— start Source material —
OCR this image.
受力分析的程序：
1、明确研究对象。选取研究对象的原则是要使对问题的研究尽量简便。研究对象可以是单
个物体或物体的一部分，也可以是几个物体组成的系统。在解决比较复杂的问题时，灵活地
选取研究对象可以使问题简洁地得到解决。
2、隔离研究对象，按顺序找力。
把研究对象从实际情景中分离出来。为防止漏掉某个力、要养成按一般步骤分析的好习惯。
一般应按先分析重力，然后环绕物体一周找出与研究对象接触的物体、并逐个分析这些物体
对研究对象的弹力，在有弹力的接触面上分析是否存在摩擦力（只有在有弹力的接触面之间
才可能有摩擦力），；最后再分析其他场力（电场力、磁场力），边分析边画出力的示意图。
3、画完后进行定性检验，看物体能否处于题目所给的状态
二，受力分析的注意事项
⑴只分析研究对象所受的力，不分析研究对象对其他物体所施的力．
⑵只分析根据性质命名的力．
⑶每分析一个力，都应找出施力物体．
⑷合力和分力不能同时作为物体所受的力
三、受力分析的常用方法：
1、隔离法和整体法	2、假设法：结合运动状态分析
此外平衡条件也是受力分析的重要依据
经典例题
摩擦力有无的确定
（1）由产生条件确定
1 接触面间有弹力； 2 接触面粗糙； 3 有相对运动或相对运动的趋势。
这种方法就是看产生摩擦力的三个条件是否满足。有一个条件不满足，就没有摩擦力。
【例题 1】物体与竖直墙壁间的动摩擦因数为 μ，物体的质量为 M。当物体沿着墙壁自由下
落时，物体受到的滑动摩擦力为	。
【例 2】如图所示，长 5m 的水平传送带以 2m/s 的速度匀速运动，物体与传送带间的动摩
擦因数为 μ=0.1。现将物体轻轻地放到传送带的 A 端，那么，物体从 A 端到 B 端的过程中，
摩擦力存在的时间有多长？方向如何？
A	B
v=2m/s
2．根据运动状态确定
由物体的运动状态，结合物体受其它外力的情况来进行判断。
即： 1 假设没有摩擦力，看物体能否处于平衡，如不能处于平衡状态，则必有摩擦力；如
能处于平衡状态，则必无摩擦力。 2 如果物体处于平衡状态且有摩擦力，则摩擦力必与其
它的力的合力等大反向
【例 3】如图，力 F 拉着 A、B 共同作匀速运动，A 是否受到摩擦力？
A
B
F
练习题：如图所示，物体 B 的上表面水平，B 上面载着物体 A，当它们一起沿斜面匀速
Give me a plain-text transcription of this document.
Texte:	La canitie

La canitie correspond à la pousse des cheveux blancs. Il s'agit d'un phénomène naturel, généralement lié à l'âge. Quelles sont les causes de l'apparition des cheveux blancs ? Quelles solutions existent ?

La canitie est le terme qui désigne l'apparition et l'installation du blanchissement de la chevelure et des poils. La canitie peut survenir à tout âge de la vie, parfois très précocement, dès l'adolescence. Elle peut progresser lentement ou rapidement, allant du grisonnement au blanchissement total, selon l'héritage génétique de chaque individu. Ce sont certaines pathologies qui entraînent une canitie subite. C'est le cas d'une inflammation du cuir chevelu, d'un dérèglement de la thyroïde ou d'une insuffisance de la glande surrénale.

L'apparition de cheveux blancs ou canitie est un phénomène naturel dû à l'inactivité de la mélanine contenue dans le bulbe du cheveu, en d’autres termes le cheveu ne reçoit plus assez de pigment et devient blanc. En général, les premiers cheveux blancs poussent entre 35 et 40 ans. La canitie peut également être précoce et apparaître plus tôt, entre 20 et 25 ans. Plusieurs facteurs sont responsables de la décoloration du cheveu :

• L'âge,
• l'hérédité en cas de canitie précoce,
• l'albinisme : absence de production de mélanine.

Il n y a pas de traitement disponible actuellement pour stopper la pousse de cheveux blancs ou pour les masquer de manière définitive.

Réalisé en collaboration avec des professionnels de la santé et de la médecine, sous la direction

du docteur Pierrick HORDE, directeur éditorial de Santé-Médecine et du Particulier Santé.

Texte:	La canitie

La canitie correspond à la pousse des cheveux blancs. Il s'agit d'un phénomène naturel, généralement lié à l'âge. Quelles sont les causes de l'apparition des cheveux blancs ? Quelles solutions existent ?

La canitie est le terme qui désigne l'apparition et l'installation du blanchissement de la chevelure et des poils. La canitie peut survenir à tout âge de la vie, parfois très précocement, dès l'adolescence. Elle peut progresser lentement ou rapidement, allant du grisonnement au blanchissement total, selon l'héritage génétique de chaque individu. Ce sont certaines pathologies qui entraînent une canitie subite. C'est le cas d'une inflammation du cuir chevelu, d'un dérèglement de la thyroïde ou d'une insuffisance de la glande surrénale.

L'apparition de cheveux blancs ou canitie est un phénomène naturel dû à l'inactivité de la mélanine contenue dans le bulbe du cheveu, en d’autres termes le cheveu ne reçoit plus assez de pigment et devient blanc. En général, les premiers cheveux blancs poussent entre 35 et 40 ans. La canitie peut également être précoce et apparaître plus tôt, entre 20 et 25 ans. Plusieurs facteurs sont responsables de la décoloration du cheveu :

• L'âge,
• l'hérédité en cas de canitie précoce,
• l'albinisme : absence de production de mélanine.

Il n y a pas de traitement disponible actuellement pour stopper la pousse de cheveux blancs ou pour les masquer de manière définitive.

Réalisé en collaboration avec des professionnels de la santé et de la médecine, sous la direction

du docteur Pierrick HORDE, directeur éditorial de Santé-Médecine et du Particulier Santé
— end Source material —
To do:
Repeat all of the records above exactly as they appear.

Task output:
OCR this image.
受力分析的程序：
1、明确研究对象。选取研究对象的原则是要使对问题的研究尽量简便。研究对象可以是单
个物体或物体的一部分，也可以是几个物体组成的系统。在解决比较复杂的问题时，灵活地
选取研究对象可以使问题简洁地得到解决。
2、隔离研究对象，按顺序找力。
把研究对象从实际情景中分离出来。为防止漏掉某个力、要养成按一般步骤分析的好习惯。
一般应按先分析重力，然后环绕物体一周找出与研究对象接触的物体、并逐个分析这些物体
对研究对象的弹力，在有弹力的接触面上分析是否存在摩擦力（只有在有弹力的接触面之间
才可能有摩擦力），；最后再分析其他场力（电场力、磁场力），边分析边画出力的示意图。
3、画完后进行定性检验，看物体能否处于题目所给的状态
二，受力分析的注意事项
⑴只分析研究对象所受的力，不分析研究对象对其他物体所施的力．
⑵只分析根据性质命名的力．
⑶每分析一个力，都应找出施力物体．
⑷合力和分力不能同时作为物体所受的力
三、受力分析的常用方法：
1、隔离法和整体法	2、假设法：结合运动状态分析
此外平衡条件也是受力分析的重要依据
经典例题
摩擦力有无的确定
（1）由产生条件确定
1 接触面间有弹力； 2 接触面粗糙； 3 有相对运动或相对运动的趋势。
这种方法就是看产生摩擦力的三个条件是否满足。有一个条件不满足，就没有摩擦力。
【例题 1】物体与竖直墙壁间的动摩擦因数为 μ，物体的质量为 M。当物体沿着墙壁自由下
落时，物体受到的滑动摩擦力为	。
【例 2】如图所示，长 5m 的水平传送带以 2m/s 的速度匀速运动，物体与传送带间的动摩
擦因数为 μ=0.1。现将物体轻轻地放到传送带的 A 端，那么，物体从 A 端到 B 端的过程中，
摩擦力存在的时间有多长？方向如何？
A	B
v=2m/s
2．根据运动状态确定
由物体的运动状态，结合物体受其它外力的情况来进行判断。
即： 1 假设没有摩擦力，看物体能否处于平衡，如不能处于平衡状态，则必有摩擦力；如
能处于平衡状态，则必无摩擦力。 2 如果物体处于平衡状态且有摩擦力，则摩擦力必与其
它的力的合力等大反向
【例 3】如图，力 F 拉着 A、B 共同作匀速运动，A 是否受到摩擦力？
A
B
F
练习题：如图所示，物体 B 的上表面水平，B 上面载着物体 A，当它们一起沿斜面匀速
Give me a plain-text transcription of this document.
Texte:	La canitie

La canitie correspond à la pousse des cheveux blancs. Il s'agit d'un phénomène naturel, généralement lié à l'âge. Quelles sont les causes de l'apparition des cheveux blancs ? Quelles solutions existent ?

La canitie est le terme qui désigne l'apparition et l'installation du blanchissement de la chevelure et des poils. La canitie peut survenir à tout âge de la vie, parfois très précocement, dès l'adolescence. Elle peut progresser lentement ou rapidement, allant du grisonnement au blanchissement total, selon l'héritage génétique de chaque individu. Ce sont certaines pathologies qui entraînent une canitie subite. C'est le cas d'une inflammation du cuir chevelu, d'un dérèglement de la thyroïde ou d'une insuffisance de la glande surrénale.

L'apparition de cheveux blancs ou canitie est un phénomène naturel dû à l'inactivité de la mélanine contenue dans le bulbe du cheveu, en d’autres termes le cheveu ne reçoit plus assez de pigment et devient blanc. En général, les premiers cheveux blancs poussent entre 35 et 40 ans. La canitie peut également être précoce et apparaître plus tôt, entre 20 et 25 ans. Plusieurs facteurs sont responsables de la décoloration du cheveu :

• L'âge,
• l'hérédité en cas de canitie précoce,
• l'albinisme : absence de production de mélanine.

Il n y a pas de traitement disponible actuellement pour stopper la pousse de cheveux blancs ou pour les masquer de manière définitive.

Réalisé en collaboration avec des professionnels de la santé et de la médecine, sous la direction

du docteur Pierrick HORDE, directeur éditorial de Santé-Médecine et du Particulier Santé.

Texte:	La canitie

La canitie correspond à la pousse des cheveux blancs. Il s'agit d'un phénomène naturel, généralement lié à l'âge. Quelles sont les causes de l'apparition des cheveux blancs ? Quelles solutions existent ?

La canitie est le terme qui désigne l'apparition et l'installation du blanchissement de la chevelure et des poils. La canitie peut survenir à tout âge de la vie, parfois très précocement, dès l'adolescence. Elle peut progresser lentement ou rapidement, allant du grisonnement au blanchissement total, selon l'héritage génétique de chaque individu. Ce sont certaines pathologies qui entraînent une canitie subite. C'est le cas d'une inflammation du cuir chevelu, d'un dérèglement de la thyroïde ou d'une insuffisance de la glande surrénale.

L'apparition de cheveux blancs ou canitie est un phénomène naturel dû à l'inactivité de la mélanine contenue dans le bulbe du cheveu, en d’autres termes le cheveu ne reçoit plus assez de pigment et devient blanc. En général, les premiers cheveux blancs poussent entre 35 et 40 ans. La canitie peut également être précoce et apparaître plus tôt, entre 20 et 25 ans. Plusieurs facteurs sont responsables de la décoloration du cheveu :

• L'âge,
• l'hérédité en cas de canitie précoce,
• l'albinisme : absence de production de mélanine.

Il n y a pas de traitement disponible actuellement pour stopper la pousse de cheveux blancs ou pour les masquer de manière définitive.

Réalisé en collaboration avec des professionnels de la santé et de la médecine, sous la direction

du docteur Pierrick HORDE, directeur éditorial de Santé-Médecine et du Particulier Santé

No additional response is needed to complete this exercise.